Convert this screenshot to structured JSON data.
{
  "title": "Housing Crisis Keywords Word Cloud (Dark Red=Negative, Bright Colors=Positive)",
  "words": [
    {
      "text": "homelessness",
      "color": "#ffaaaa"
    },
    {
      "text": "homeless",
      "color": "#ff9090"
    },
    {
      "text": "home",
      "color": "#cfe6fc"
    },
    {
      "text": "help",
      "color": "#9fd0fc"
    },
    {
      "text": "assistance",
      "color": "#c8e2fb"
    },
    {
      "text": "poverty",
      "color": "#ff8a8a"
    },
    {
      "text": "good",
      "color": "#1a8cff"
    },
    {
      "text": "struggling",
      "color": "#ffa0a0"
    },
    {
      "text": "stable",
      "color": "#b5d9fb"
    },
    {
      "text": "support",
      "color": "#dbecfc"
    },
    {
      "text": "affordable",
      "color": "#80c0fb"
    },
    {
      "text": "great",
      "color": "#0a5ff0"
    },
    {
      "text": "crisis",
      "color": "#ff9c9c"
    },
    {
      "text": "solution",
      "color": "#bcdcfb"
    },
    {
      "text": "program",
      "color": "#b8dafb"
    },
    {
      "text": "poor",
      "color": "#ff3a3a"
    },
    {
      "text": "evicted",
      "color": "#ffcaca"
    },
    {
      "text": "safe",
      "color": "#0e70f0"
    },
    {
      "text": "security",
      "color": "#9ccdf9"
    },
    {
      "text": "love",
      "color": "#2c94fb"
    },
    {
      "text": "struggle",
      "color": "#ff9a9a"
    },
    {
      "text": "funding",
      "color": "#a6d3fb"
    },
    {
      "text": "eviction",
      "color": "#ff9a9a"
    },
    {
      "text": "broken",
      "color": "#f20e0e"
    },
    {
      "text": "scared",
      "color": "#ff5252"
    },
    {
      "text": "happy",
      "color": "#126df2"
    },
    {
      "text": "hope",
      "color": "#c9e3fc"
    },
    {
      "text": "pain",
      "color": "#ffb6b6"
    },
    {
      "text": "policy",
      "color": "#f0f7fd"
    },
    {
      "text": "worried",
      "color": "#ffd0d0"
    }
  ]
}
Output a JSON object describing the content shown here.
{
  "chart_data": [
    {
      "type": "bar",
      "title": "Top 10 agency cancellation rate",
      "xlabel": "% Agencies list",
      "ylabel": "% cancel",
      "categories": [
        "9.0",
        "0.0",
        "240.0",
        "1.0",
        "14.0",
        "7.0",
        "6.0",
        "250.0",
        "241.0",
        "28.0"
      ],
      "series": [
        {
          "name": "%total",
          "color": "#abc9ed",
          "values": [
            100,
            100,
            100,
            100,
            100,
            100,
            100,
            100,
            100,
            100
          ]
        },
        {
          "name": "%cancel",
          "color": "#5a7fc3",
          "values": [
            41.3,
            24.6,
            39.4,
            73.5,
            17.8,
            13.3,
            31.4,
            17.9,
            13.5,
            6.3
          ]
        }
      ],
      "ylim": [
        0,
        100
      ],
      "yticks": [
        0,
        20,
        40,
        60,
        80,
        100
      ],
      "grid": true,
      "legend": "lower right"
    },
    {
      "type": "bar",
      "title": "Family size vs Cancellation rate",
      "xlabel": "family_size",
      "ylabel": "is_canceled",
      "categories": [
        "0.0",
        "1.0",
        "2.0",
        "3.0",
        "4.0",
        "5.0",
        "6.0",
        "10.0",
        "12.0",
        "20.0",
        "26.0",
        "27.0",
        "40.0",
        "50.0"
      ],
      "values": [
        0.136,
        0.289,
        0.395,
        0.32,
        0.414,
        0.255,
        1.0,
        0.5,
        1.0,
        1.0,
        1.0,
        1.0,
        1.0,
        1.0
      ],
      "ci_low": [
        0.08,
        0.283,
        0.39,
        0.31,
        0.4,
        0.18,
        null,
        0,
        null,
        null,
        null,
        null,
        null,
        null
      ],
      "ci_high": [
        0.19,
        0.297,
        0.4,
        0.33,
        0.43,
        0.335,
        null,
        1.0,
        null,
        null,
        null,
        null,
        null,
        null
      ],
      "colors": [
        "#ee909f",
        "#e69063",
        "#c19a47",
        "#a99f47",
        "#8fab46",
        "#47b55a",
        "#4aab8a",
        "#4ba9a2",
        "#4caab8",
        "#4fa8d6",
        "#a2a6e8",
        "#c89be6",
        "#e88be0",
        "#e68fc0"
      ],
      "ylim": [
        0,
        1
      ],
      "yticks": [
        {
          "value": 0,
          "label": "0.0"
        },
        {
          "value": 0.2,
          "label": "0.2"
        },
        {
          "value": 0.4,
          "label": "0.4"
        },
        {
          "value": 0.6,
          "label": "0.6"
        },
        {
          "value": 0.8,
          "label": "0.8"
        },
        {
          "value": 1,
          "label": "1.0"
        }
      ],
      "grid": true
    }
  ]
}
--*--
Set out the complete listing exactly as shown.

● COMPLETED EXERCISE:
Convert this screenshot to structured JSON data.
{
  "title": "Housing Crisis Keywords Word Cloud (Dark Red=Negative, Bright Colors=Positive)",
  "words": [
    {
      "text": "homelessness",
      "color": "#ffaaaa"
    },
    {
      "text": "homeless",
      "color": "#ff9090"
    },
    {
      "text": "home",
      "color": "#cfe6fc"
    },
    {
      "text": "help",
      "color": "#9fd0fc"
    },
    {
      "text": "assistance",
      "color": "#c8e2fb"
    },
    {
      "text": "poverty",
      "color": "#ff8a8a"
    },
    {
      "text": "good",
      "color": "#1a8cff"
    },
    {
      "text": "struggling",
      "color": "#ffa0a0"
    },
    {
      "text": "stable",
      "color": "#b5d9fb"
    },
    {
      "text": "support",
      "color": "#dbecfc"
    },
    {
      "text": "affordable",
      "color": "#80c0fb"
    },
    {
      "text": "great",
      "color": "#0a5ff0"
    },
    {
      "text": "crisis",
      "color": "#ff9c9c"
    },
    {
      "text": "solution",
      "color": "#bcdcfb"
    },
    {
      "text": "program",
      "color": "#b8dafb"
    },
    {
      "text": "poor",
      "color": "#ff3a3a"
    },
    {
      "text": "evicted",
      "color": "#ffcaca"
    },
    {
      "text": "safe",
      "color": "#0e70f0"
    },
    {
      "text": "security",
      "color": "#9ccdf9"
    },
    {
      "text": "love",
      "color": "#2c94fb"
    },
    {
      "text": "struggle",
      "color": "#ff9a9a"
    },
    {
      "text": "funding",
      "color": "#a6d3fb"
    },
    {
      "text": "eviction",
      "color": "#ff9a9a"
    },
    {
      "text": "broken",
      "color": "#f20e0e"
    },
    {
      "text": "scared",
      "color": "#ff5252"
    },
    {
      "text": "happy",
      "color": "#126df2"
    },
    {
      "text": "hope",
      "color": "#c9e3fc"
    },
    {
      "text": "pain",
      "color": "#ffb6b6"
    },
    {
      "text": "policy",
      "color": "#f0f7fd"
    },
    {
      "text": "worried",
      "color": "#ffd0d0"
    }
  ]
}
Output a JSON object describing the content shown here.
{
  "chart_data": [
    {
      "type": "bar",
      "title": "Top 10 agency cancellation rate",
      "xlabel": "% Agencies list",
      "ylabel": "% cancel",
      "categories": [
        "9.0",
        "0.0",
        "240.0",
        "1.0",
        "14.0",
        "7.0",
        "6.0",
        "250.0",
        "241.0",
        "28.0"
      ],
      "series": [
        {
          "name": "%total",
          "color": "#abc9ed",
          "values": [
            100,
            100,
            100,
            100,
            100,
            100,
            100,
            100,
            100,
            100
          ]
        },
        {
          "name": "%cancel",
          "color": "#5a7fc3",
          "values": [
            41.3,
            24.6,
            39.4,
            73.5,
            17.8,
            13.3,
            31.4,
            17.9,
            13.5,
            6.3
          ]
        }
      ],
      "ylim": [
        0,
        100
      ],
      "yticks": [
        0,
        20,
        40,
        60,
        80,
        100
      ],
      "grid": true,
      "legend": "lower right"
    },
    {
      "type": "bar",
      "title": "Family size vs Cancellation rate",
      "xlabel": "family_size",
      "ylabel": "is_canceled",
      "categories": [
        "0.0",
        "1.0",
        "2.0",
        "3.0",
        "4.0",
        "5.0",
        "6.0",
        "10.0",
        "12.0",
        "20.0",
        "26.0",
        "27.0",
        "40.0",
        "50.0"
      ],
      "values": [
        0.136,
        0.289,
        0.395,
        0.32,
        0.414,
        0.255,
        1.0,
        0.5,
        1.0,
        1.0,
        1.0,
        1.0,
        1.0,
        1.0
      ],
      "ci_low": [
        0.08,
        0.283,
        0.39,
        0.31,
        0.4,
        0.18,
        null,
        0,
        null,
        null,
        null,
        null,
        null,
        null
      ],
      "ci_high": [
        0.19,
        0.297,
        0.4,
        0.33,
        0.43,
        0.335,
        null,
        1.0,
        null,
        null,
        null,
        null,
        null,
        null
      ],
      "colors": [
        "#ee909f",
        "#e69063",
        "#c19a47",
        "#a99f47",
        "#8fab46",
        "#47b55a",
        "#4aab8a",
        "#4ba9a2",
        "#4caab8",
        "#4fa8d6",
        "#a2a6e8",
        "#c89be6",
        "#e88be0",
        "#e68fc0"
      ],
      "ylim": [
        0,
        1
      ],
      "yticks": [
        {
          "value": 0,
          "label": "0.0"
        },
        {
          "value": 0.2,
          "label": "0.2"
        },
        {
          "value": 0.4,
          "label": "0.4"
        },
        {
          "value": 0.6,
          "label": "0.6"
        },
        {
          "value": 0.8,
          "label": "0.8"
        },
        {
          "value": 1,
          "label": "1.0"
        }
      ],
      "grid": true
    }
  ]
}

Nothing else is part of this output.